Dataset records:

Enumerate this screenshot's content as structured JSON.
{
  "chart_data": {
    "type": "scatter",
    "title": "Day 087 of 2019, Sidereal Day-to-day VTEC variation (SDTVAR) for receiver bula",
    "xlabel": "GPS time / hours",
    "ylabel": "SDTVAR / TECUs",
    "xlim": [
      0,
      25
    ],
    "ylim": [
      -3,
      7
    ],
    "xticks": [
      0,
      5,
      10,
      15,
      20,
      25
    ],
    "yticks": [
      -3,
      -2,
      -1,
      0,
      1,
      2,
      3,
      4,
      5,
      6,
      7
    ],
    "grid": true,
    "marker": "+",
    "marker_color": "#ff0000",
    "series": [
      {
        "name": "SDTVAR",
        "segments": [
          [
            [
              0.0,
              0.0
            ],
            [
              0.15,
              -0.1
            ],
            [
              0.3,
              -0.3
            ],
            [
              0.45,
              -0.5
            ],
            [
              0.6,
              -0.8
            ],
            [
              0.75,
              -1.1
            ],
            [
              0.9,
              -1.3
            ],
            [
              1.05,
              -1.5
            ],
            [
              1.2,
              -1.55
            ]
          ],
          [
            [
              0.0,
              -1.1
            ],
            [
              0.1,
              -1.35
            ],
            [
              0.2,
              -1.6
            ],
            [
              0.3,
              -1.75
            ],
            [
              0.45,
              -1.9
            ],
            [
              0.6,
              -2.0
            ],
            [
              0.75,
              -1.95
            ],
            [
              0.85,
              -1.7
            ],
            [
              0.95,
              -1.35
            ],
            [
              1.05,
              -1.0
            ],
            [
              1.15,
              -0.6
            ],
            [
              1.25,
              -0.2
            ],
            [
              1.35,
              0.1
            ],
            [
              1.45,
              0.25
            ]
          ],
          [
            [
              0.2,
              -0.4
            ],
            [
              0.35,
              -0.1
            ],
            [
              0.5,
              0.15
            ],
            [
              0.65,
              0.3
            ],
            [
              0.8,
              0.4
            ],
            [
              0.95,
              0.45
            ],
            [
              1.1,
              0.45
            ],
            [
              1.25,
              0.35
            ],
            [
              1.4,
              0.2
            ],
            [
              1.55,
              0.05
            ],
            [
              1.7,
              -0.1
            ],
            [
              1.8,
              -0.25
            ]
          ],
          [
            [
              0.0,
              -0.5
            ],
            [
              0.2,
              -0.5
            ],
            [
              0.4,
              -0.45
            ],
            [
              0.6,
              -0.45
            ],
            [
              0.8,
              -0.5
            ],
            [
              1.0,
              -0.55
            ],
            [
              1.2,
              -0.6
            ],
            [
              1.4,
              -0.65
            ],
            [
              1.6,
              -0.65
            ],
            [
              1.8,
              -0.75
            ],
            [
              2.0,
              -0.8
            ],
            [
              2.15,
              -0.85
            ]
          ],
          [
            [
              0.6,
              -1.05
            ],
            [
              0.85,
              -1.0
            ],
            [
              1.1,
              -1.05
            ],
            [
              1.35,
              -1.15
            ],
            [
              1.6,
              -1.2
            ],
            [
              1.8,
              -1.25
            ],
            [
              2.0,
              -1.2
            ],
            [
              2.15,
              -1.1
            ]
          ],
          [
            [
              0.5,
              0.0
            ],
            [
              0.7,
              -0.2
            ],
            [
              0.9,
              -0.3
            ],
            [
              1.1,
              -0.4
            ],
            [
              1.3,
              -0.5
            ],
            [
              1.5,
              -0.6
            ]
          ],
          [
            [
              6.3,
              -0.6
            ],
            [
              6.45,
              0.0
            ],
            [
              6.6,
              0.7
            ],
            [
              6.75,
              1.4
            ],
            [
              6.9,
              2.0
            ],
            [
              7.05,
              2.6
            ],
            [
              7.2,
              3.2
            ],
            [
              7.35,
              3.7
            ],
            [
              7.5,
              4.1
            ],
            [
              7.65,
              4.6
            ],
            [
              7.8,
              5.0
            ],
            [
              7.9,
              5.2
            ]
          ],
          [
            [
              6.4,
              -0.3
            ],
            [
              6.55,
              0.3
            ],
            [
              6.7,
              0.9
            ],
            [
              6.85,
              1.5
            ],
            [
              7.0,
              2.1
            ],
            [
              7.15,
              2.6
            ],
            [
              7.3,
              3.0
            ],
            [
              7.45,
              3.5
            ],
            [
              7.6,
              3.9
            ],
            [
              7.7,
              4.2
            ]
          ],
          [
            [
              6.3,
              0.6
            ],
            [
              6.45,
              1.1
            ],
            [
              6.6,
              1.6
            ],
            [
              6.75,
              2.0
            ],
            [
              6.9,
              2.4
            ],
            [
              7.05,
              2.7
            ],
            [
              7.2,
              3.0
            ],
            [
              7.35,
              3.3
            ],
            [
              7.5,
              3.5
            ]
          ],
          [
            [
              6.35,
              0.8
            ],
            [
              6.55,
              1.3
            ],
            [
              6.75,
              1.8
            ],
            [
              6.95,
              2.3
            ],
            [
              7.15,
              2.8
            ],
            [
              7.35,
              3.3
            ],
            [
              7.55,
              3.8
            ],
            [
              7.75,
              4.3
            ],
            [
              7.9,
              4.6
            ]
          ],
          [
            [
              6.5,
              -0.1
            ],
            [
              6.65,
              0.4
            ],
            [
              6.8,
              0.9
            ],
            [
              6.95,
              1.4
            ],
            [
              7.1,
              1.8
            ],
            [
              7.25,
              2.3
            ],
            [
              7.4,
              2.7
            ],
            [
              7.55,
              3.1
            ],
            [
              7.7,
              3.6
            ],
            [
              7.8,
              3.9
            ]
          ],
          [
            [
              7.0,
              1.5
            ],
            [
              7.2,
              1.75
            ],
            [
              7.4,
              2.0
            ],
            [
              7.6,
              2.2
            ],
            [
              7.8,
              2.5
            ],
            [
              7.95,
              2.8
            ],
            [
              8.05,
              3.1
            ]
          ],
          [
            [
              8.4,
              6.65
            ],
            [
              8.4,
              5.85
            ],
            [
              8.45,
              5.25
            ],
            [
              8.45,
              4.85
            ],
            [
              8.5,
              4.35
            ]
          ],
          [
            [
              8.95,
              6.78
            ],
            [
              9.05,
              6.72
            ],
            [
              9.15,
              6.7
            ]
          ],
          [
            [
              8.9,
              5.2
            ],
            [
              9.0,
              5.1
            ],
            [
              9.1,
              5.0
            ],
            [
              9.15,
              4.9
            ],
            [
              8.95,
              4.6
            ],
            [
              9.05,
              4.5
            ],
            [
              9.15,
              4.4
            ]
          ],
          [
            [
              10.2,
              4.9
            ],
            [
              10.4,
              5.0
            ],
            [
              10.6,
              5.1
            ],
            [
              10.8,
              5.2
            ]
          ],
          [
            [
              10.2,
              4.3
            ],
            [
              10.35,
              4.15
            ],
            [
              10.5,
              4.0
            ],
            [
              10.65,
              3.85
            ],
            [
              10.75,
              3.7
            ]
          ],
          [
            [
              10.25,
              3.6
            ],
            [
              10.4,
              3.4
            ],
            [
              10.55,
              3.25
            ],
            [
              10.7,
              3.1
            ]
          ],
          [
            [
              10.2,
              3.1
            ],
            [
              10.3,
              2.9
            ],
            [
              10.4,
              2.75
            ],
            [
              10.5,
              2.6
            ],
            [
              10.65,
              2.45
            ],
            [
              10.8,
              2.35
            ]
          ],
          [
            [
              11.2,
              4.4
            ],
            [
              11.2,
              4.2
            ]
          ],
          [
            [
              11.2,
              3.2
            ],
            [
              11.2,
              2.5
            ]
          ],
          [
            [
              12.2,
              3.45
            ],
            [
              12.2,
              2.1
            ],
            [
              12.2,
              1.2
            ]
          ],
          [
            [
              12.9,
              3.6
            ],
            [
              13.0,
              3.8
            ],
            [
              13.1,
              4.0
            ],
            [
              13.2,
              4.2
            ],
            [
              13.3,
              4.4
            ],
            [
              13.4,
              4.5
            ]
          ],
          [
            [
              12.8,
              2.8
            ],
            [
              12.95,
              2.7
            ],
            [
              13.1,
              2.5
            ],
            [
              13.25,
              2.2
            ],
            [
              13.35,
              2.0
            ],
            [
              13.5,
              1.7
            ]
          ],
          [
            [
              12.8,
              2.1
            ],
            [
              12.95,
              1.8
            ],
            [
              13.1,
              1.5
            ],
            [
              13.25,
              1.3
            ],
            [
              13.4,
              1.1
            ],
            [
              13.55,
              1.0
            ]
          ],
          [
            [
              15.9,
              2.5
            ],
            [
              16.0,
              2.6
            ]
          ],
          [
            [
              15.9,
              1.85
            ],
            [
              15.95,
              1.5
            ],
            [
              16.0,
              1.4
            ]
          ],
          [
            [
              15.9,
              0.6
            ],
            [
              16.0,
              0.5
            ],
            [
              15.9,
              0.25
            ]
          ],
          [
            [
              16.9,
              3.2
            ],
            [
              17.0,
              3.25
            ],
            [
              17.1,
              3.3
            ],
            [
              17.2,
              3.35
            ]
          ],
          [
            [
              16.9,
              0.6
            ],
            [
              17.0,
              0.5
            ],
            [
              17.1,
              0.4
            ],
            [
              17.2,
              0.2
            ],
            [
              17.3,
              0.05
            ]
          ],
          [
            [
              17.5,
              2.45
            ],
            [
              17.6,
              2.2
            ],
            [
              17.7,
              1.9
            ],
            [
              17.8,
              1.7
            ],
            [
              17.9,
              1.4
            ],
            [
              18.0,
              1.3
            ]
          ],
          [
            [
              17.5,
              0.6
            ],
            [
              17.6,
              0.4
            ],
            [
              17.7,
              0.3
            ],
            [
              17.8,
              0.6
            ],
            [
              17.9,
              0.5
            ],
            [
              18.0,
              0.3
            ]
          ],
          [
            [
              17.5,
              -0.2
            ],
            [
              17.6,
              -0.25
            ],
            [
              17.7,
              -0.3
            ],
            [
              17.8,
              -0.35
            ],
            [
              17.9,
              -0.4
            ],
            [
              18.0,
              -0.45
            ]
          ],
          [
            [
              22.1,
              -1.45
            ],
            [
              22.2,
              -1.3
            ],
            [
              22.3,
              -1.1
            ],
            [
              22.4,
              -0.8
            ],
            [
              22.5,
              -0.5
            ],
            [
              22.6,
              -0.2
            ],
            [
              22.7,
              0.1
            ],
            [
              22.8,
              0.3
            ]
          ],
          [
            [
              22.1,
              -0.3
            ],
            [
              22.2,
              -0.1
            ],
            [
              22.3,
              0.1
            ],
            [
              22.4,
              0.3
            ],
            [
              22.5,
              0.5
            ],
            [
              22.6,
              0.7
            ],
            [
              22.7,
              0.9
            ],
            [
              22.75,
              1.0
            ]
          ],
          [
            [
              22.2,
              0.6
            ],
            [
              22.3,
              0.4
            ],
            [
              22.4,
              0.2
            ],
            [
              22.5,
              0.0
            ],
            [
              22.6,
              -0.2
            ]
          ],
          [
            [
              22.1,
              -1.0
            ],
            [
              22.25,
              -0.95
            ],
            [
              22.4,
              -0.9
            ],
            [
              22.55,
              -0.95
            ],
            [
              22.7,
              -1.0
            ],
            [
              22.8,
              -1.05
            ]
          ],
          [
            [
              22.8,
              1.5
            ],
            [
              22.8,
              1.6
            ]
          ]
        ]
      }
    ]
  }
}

EXERCISE OBJECTIVE:
For each line in the data above that contains the string "SDTVAR", extract the line.

WRITTEN SOLUTION:
    "title": "Day 087 of 2019, Sidereal Day-to-day VTEC variation (SDTVAR) for receiver bula",
    "ylabel": "SDTVAR / TECUs",
        "name": "SDTVAR",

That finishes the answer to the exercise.